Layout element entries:
━━━━━━
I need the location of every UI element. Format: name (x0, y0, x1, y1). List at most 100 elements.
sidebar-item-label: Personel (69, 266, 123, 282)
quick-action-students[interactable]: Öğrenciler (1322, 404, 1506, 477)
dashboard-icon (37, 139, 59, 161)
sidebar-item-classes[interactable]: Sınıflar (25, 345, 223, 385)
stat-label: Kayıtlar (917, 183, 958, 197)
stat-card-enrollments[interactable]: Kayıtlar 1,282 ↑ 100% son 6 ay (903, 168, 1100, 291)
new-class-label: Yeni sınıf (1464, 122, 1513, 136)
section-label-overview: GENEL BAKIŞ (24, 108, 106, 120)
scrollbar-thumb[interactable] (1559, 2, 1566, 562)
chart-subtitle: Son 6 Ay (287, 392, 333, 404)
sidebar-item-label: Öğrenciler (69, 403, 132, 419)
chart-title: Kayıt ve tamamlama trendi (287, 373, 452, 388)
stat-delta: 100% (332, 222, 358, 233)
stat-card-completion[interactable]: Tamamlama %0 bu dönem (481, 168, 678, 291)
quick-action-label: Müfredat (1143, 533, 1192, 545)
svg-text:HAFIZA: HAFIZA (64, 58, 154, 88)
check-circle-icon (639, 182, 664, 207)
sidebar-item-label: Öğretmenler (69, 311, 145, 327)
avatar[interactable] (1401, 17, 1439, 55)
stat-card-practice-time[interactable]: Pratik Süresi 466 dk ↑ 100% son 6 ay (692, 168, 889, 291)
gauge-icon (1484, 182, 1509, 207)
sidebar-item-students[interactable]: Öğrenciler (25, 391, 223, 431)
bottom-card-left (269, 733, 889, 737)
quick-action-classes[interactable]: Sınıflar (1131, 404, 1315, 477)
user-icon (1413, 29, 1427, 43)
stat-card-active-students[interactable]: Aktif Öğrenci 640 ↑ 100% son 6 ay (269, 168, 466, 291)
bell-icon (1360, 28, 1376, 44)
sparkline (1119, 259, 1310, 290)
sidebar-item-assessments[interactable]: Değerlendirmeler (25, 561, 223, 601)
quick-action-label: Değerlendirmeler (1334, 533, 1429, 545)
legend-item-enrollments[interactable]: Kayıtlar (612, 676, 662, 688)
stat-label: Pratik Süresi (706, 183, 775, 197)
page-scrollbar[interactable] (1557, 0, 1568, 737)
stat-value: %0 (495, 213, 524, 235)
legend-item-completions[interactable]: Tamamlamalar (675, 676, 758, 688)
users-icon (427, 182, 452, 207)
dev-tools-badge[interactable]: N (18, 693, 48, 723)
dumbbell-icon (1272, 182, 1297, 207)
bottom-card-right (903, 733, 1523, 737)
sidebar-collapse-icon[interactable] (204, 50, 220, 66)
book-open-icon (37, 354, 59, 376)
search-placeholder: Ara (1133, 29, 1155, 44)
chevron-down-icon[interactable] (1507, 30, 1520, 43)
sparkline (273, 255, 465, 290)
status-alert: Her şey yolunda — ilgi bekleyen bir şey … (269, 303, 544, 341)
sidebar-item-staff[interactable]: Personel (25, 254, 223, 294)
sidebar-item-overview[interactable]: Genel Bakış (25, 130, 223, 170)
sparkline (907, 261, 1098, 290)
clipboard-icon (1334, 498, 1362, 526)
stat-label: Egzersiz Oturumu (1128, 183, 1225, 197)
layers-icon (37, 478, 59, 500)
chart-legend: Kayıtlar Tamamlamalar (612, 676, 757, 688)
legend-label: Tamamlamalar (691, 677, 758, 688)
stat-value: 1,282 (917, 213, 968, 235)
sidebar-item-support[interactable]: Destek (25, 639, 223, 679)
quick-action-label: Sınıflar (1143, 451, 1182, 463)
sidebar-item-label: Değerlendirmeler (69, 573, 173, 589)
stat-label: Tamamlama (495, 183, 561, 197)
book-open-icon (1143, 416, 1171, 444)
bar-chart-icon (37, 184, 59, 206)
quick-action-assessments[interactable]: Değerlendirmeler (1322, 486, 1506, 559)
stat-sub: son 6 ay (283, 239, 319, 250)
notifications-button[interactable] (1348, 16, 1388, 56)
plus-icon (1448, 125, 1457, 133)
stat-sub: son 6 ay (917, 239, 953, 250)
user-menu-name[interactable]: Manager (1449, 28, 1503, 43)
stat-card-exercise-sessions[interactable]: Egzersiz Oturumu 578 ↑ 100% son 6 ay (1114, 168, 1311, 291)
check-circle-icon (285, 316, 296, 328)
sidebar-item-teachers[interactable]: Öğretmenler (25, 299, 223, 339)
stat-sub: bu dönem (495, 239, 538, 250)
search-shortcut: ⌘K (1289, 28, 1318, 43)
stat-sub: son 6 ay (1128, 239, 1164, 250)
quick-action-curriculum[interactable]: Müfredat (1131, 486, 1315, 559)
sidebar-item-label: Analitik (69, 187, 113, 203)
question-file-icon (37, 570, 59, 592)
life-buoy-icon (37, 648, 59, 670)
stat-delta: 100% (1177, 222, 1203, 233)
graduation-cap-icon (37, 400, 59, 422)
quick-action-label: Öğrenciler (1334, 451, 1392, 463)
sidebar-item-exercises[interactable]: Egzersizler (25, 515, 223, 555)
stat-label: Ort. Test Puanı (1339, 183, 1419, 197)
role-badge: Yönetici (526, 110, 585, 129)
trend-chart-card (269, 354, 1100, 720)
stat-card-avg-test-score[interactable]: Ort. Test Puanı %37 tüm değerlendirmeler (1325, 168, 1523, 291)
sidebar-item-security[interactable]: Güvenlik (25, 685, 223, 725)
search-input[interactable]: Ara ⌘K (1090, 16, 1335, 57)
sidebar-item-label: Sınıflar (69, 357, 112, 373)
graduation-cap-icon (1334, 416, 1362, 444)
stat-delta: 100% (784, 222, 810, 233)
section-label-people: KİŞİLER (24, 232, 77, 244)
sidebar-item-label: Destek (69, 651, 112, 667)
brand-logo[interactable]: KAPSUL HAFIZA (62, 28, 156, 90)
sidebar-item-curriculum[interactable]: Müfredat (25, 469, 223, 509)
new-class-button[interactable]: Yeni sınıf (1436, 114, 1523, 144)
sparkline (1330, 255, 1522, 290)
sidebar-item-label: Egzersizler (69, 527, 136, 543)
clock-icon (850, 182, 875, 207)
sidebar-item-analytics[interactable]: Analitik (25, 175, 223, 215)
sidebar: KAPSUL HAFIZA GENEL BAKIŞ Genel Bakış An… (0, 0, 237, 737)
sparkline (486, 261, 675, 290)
━━━━━━
WORK TO COMPLETE: Select every line above that contains the string "Test", treating uppercase and lowercase as different.

THE RESPONSE:
stat-label: Ort. Test Puanı (1339, 183, 1419, 197)
stat-card-avg-test-score[interactable]: Ort. Test Puanı %37 tüm değerlendirmeler (1325, 168, 1523, 291)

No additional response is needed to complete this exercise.